[Your objective]
Retype the complete listing exactly as it appears.

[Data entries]
____

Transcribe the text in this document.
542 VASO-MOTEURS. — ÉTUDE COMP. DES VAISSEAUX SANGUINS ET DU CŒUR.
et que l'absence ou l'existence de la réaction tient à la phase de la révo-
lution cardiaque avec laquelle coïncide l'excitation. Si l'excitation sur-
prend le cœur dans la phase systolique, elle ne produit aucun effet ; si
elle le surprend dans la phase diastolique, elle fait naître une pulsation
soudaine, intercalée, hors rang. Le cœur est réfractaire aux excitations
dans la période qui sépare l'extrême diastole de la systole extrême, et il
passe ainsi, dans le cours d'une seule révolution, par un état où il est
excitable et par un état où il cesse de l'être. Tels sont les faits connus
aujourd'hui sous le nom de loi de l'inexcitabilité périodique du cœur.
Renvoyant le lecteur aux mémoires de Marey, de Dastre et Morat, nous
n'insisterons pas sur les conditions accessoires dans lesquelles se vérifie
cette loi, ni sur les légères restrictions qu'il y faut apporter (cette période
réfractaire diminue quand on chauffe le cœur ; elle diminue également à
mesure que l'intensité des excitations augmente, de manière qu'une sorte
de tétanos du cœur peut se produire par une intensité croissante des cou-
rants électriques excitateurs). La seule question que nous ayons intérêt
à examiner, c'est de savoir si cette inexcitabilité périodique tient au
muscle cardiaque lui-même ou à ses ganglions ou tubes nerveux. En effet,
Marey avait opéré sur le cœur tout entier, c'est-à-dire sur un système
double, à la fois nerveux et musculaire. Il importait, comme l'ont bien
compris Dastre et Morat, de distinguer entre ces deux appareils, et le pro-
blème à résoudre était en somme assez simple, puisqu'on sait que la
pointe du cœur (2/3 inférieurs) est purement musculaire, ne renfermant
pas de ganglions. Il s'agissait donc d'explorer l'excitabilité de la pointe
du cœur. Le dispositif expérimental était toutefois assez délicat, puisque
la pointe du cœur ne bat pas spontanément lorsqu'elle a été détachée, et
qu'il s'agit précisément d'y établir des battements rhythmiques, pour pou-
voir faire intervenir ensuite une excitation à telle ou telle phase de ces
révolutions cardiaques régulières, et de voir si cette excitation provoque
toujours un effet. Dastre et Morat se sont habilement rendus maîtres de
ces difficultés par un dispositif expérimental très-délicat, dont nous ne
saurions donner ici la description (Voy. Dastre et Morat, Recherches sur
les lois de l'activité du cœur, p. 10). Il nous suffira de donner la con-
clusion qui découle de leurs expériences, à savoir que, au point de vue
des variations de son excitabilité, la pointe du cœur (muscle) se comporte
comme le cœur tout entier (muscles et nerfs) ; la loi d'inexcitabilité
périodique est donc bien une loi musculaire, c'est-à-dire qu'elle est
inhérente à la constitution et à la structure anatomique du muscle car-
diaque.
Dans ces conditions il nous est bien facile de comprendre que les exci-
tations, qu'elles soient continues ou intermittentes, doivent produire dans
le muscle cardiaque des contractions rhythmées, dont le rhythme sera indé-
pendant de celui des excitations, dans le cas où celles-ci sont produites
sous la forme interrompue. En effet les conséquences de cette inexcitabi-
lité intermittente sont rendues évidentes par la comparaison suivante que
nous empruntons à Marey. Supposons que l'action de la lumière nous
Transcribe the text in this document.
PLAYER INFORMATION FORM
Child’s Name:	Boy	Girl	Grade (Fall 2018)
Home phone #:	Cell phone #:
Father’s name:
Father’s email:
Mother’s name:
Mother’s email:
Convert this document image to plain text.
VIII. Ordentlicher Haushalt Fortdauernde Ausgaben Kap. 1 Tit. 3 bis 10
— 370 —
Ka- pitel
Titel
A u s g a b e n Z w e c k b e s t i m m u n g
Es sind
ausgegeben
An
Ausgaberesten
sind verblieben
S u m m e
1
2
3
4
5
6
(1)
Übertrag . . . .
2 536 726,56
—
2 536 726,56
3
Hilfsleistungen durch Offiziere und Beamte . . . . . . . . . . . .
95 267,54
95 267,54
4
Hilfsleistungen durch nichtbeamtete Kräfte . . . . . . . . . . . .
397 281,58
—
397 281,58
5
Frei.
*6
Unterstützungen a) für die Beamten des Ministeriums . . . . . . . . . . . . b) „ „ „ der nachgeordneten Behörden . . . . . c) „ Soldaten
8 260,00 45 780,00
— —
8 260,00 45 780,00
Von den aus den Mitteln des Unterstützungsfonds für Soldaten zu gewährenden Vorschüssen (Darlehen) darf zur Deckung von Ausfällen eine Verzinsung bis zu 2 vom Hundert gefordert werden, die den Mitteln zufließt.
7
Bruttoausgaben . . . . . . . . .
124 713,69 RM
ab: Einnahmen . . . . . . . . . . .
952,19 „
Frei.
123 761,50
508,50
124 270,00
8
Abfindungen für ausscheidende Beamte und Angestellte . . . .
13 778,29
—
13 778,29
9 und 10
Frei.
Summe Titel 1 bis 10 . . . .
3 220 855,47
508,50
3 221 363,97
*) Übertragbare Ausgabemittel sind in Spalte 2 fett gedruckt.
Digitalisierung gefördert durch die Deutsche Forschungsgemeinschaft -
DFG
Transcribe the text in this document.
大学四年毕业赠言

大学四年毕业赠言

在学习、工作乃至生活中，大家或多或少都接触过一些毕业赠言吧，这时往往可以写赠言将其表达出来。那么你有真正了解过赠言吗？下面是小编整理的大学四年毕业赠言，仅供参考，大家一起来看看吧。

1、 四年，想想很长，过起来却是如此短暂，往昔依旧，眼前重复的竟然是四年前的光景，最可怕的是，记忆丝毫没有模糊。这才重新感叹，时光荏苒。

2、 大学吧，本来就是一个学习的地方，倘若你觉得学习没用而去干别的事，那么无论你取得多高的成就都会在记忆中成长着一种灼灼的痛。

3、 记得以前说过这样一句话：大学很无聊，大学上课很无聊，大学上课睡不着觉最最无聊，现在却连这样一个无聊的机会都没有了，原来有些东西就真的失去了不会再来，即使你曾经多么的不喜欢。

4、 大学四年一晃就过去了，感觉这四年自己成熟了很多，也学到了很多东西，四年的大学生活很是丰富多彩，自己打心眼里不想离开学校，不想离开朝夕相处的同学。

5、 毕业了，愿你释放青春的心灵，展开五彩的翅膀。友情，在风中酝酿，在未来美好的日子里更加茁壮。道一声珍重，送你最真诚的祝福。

____

[Solution to the problem]
Transcribe the text in this document.
542 VASO-MOTEURS. — ÉTUDE COMP. DES VAISSEAUX SANGUINS ET DU CŒUR.
et que l'absence ou l'existence de la réaction tient à la phase de la révo-
lution cardiaque avec laquelle coïncide l'excitation. Si l'excitation sur-
prend le cœur dans la phase systolique, elle ne produit aucun effet ; si
elle le surprend dans la phase diastolique, elle fait naître une pulsation
soudaine, intercalée, hors rang. Le cœur est réfractaire aux excitations
dans la période qui sépare l'extrême diastole de la systole extrême, et il
passe ainsi, dans le cours d'une seule révolution, par un état où il est
excitable et par un état où il cesse de l'être. Tels sont les faits connus
aujourd'hui sous le nom de loi de l'inexcitabilité périodique du cœur.
Renvoyant le lecteur aux mémoires de Marey, de Dastre et Morat, nous
n'insisterons pas sur les conditions accessoires dans lesquelles se vérifie
cette loi, ni sur les légères restrictions qu'il y faut apporter (cette période
réfractaire diminue quand on chauffe le cœur ; elle diminue également à
mesure que l'intensité des excitations augmente, de manière qu'une sorte
de tétanos du cœur peut se produire par une intensité croissante des cou-
rants électriques excitateurs). La seule question que nous ayons intérêt
à examiner, c'est de savoir si cette inexcitabilité périodique tient au
muscle cardiaque lui-même ou à ses ganglions ou tubes nerveux. En effet,
Marey avait opéré sur le cœur tout entier, c'est-à-dire sur un système
double, à la fois nerveux et musculaire. Il importait, comme l'ont bien
compris Dastre et Morat, de distinguer entre ces deux appareils, et le pro-
blème à résoudre était en somme assez simple, puisqu'on sait que la
pointe du cœur (2/3 inférieurs) est purement musculaire, ne renfermant
pas de ganglions. Il s'agissait donc d'explorer l'excitabilité de la pointe
du cœur. Le dispositif expérimental était toutefois assez délicat, puisque
la pointe du cœur ne bat pas spontanément lorsqu'elle a été détachée, et
qu'il s'agit précisément d'y établir des battements rhythmiques, pour pou-
voir faire intervenir ensuite une excitation à telle ou telle phase de ces
révolutions cardiaques régulières, et de voir si cette excitation provoque
toujours un effet. Dastre et Morat se sont habilement rendus maîtres de
ces difficultés par un dispositif expérimental très-délicat, dont nous ne
saurions donner ici la description (Voy. Dastre et Morat, Recherches sur
les lois de l'activité du cœur, p. 10). Il nous suffira de donner la con-
clusion qui découle de leurs expériences, à savoir que, au point de vue
des variations de son excitabilité, la pointe du cœur (muscle) se comporte
comme le cœur tout entier (muscles et nerfs) ; la loi d'inexcitabilité
périodique est donc bien une loi musculaire, c'est-à-dire qu'elle est
inhérente à la constitution et à la structure anatomique du muscle car-
diaque.
Dans ces conditions il nous est bien facile de comprendre que les exci-
tations, qu'elles soient continues ou intermittentes, doivent produire dans
le muscle cardiaque des contractions rhythmées, dont le rhythme sera indé-
pendant de celui des excitations, dans le cas où celles-ci sont produites
sous la forme interrompue. En effet les conséquences de cette inexcitabi-
lité intermittente sont rendues évidentes par la comparaison suivante que
nous empruntons à Marey. Supposons que l'action de la lumière nous
Transcribe the text in this document.
PLAYER INFORMATION FORM
Child’s Name:	Boy	Girl	Grade (Fall 2018)
Home phone #:	Cell phone #:
Father’s name:
Father’s email:
Mother’s name:
Mother’s email:
Convert this document image to plain text.
VIII. Ordentlicher Haushalt Fortdauernde Ausgaben Kap. 1 Tit. 3 bis 10
— 370 —
Ka- pitel
Titel
A u s g a b e n Z w e c k b e s t i m m u n g
Es sind
ausgegeben
An
Ausgaberesten
sind verblieben
S u m m e
1
2
3
4
5
6
(1)
Übertrag . . . .
2 536 726,56
—
2 536 726,56
3
Hilfsleistungen durch Offiziere und Beamte . . . . . . . . . . . .
95 267,54
95 267,54
4
Hilfsleistungen durch nichtbeamtete Kräfte . . . . . . . . . . . .
397 281,58
—
397 281,58
5
Frei.
*6
Unterstützungen a) für die Beamten des Ministeriums . . . . . . . . . . . . b) „ „ „ der nachgeordneten Behörden . . . . . c) „ Soldaten
8 260,00 45 780,00
— —
8 260,00 45 780,00
Von den aus den Mitteln des Unterstützungsfonds für Soldaten zu gewährenden Vorschüssen (Darlehen) darf zur Deckung von Ausfällen eine Verzinsung bis zu 2 vom Hundert gefordert werden, die den Mitteln zufließt.
7
Bruttoausgaben . . . . . . . . .
124 713,69 RM
ab: Einnahmen . . . . . . . . . . .
952,19 „
Frei.
123 761,50
508,50
124 270,00
8
Abfindungen für ausscheidende Beamte und Angestellte . . . .
13 778,29
—
13 778,29
9 und 10
Frei.
Summe Titel 1 bis 10 . . . .
3 220 855,47
508,50
3 221 363,97
*) Übertragbare Ausgabemittel sind in Spalte 2 fett gedruckt.
Digitalisierung gefördert durch die Deutsche Forschungsgemeinschaft -
DFG
Transcribe the text in this document.
大学四年毕业赠言

大学四年毕业赠言

在学习、工作乃至生活中，大家或多或少都接触过一些毕业赠言吧，这时往往可以写赠言将其表达出来。那么你有真正了解过赠言吗？下面是小编整理的大学四年毕业赠言，仅供参考，大家一起来看看吧。

1、 四年，想想很长，过起来却是如此短暂，往昔依旧，眼前重复的竟然是四年前的光景，最可怕的是，记忆丝毫没有模糊。这才重新感叹，时光荏苒。

2、 大学吧，本来就是一个学习的地方，倘若你觉得学习没用而去干别的事，那么无论你取得多高的成就都会在记忆中成长着一种灼灼的痛。

3、 记得以前说过这样一句话：大学很无聊，大学上课很无聊，大学上课睡不着觉最最无聊，现在却连这样一个无聊的机会都没有了，原来有些东西就真的失去了不会再来，即使你曾经多么的不喜欢。

4、 大学四年一晃就过去了，感觉这四年自己成熟了很多，也学到了很多东西，四年的大学生活很是丰富多彩，自己打心眼里不想离开学校，不想离开朝夕相处的同学。

5、 毕业了，愿你释放青春的心灵，展开五彩的翅膀。友情，在风中酝酿，在未来美好的日子里更加茁壮。道一声珍重，送你最真诚的祝福。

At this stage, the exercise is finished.